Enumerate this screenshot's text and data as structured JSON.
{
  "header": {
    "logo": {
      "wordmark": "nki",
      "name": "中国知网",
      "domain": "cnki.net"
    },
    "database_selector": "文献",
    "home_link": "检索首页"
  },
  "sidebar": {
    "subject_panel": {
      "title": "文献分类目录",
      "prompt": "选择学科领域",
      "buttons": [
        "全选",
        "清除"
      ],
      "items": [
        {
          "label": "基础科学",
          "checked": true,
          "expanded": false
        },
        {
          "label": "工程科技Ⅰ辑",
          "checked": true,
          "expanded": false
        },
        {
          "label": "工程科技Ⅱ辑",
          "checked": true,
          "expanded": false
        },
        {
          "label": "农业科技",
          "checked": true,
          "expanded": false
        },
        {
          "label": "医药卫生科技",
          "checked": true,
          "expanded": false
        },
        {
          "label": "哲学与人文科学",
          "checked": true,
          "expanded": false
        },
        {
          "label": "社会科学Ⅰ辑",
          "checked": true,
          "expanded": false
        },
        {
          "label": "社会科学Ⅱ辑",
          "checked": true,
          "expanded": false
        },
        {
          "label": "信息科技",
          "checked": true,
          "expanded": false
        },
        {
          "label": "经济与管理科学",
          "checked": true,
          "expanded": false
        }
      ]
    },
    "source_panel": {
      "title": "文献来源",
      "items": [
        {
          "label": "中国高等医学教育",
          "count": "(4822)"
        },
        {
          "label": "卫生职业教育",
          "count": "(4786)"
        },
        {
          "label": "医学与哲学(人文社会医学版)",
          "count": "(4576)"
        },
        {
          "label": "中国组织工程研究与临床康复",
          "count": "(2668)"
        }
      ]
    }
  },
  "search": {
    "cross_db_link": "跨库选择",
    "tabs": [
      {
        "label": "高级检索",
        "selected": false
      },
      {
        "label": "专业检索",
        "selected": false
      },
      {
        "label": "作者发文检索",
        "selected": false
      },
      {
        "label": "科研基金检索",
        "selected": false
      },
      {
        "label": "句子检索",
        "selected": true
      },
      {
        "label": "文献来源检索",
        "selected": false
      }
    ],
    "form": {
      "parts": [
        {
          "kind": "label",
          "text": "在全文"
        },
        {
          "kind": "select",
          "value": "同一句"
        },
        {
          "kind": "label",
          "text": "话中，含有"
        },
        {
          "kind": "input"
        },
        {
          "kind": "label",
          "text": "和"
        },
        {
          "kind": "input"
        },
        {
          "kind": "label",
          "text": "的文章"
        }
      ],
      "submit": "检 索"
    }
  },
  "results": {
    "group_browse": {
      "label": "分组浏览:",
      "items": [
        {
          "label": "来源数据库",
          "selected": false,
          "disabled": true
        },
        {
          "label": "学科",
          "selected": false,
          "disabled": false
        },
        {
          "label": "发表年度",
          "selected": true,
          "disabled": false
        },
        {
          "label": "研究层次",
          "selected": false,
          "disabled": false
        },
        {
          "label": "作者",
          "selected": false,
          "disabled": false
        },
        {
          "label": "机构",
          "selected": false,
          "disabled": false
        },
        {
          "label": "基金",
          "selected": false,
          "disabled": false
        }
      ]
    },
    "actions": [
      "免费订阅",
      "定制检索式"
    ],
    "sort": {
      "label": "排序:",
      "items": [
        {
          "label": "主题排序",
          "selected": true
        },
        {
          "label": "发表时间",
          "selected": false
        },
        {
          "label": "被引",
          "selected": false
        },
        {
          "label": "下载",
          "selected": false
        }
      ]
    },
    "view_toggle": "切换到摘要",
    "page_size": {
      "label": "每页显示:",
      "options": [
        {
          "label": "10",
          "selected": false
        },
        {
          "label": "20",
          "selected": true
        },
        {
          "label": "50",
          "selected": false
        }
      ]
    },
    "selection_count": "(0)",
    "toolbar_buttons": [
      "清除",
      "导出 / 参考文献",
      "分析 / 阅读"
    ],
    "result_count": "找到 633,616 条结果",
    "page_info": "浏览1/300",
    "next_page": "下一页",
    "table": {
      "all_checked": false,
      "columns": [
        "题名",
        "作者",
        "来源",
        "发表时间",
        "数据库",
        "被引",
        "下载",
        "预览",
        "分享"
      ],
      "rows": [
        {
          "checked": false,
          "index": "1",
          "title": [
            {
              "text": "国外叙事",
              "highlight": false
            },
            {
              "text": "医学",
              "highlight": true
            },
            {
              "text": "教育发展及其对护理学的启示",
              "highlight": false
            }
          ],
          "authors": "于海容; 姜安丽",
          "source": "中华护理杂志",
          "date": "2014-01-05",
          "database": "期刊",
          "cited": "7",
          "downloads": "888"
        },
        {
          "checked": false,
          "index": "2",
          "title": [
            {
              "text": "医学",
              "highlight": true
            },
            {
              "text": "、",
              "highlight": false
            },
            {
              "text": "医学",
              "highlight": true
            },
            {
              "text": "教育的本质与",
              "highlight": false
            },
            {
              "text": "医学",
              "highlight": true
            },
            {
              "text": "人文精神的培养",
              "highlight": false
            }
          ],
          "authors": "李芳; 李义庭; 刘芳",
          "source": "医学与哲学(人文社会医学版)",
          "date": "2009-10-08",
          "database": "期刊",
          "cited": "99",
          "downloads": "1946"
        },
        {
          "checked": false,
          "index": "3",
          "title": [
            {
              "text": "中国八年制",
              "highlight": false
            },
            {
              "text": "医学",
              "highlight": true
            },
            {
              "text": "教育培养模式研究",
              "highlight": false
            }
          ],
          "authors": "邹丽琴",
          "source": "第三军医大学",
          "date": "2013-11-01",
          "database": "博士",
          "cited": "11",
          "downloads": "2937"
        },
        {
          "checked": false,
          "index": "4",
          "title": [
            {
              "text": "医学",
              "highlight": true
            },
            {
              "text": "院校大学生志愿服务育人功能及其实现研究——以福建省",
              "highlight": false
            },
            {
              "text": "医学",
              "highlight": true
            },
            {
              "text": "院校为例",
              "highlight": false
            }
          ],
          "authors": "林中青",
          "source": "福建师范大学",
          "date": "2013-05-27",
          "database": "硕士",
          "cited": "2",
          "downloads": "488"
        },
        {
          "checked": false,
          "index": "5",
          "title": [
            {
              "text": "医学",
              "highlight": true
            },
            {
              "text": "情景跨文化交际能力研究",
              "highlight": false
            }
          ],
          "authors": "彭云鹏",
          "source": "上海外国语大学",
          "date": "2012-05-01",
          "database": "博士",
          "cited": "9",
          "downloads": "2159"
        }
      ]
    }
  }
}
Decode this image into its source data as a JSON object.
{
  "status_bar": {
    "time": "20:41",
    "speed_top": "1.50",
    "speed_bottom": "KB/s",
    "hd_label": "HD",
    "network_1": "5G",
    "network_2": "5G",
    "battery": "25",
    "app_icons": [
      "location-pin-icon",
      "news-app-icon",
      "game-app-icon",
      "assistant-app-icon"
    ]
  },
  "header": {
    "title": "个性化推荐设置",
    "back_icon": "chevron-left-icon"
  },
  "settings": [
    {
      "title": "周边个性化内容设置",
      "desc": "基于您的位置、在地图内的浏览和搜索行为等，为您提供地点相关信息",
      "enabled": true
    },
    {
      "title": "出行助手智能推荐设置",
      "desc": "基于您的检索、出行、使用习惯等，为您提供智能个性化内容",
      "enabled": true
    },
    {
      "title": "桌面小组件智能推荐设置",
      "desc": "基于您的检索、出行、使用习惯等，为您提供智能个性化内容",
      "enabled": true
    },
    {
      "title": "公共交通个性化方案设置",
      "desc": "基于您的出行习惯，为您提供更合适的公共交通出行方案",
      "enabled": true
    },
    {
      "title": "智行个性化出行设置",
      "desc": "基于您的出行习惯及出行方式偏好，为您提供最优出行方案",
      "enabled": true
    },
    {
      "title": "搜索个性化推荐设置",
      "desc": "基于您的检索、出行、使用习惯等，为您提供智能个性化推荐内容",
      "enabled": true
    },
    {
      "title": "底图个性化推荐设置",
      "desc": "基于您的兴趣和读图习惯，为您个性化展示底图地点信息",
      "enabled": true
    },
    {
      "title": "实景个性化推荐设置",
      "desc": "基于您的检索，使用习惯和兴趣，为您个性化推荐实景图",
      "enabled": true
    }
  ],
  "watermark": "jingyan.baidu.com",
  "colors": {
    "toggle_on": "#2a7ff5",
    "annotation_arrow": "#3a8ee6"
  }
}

AIM OF THE EXERCISE: What are the lines from the one with "Decode this image" through the last line of the records above? Quote them exactly and add nothing.

CORRECT RESULT:
Decode this image into its source data as a JSON object.
{
  "status_bar": {
    "time": "20:41",
    "speed_top": "1.50",
    "speed_bottom": "KB/s",
    "hd_label": "HD",
    "network_1": "5G",
    "network_2": "5G",
    "battery": "25",
    "app_icons": [
      "location-pin-icon",
      "news-app-icon",
      "game-app-icon",
      "assistant-app-icon"
    ]
  },
  "header": {
    "title": "个性化推荐设置",
    "back_icon": "chevron-left-icon"
  },
  "settings": [
    {
      "title": "周边个性化内容设置",
      "desc": "基于您的位置、在地图内的浏览和搜索行为等，为您提供地点相关信息",
      "enabled": true
    },
    {
      "title": "出行助手智能推荐设置",
      "desc": "基于您的检索、出行、使用习惯等，为您提供智能个性化内容",
      "enabled": true
    },
    {
      "title": "桌面小组件智能推荐设置",
      "desc": "基于您的检索、出行、使用习惯等，为您提供智能个性化内容",
      "enabled": true
    },
    {
      "title": "公共交通个性化方案设置",
      "desc": "基于您的出行习惯，为您提供更合适的公共交通出行方案",
      "enabled": true
    },
    {
      "title": "智行个性化出行设置",
      "desc": "基于您的出行习惯及出行方式偏好，为您提供最优出行方案",
      "enabled": true
    },
    {
      "title": "搜索个性化推荐设置",
      "desc": "基于您的检索、出行、使用习惯等，为您提供智能个性化推荐内容",
      "enabled": true
    },
    {
      "title": "底图个性化推荐设置",
      "desc": "基于您的兴趣和读图习惯，为您个性化展示底图地点信息",
      "enabled": true
    },
    {
      "title": "实景个性化推荐设置",
      "desc": "基于您的检索，使用习惯和兴趣，为您个性化推荐实景图",
      "enabled": true
    }
  ],
  "watermark": "jingyan.baidu.com",
  "colors": {
    "toggle_on": "#2a7ff5",
    "annotation_arrow": "#3a8ee6"
  }
}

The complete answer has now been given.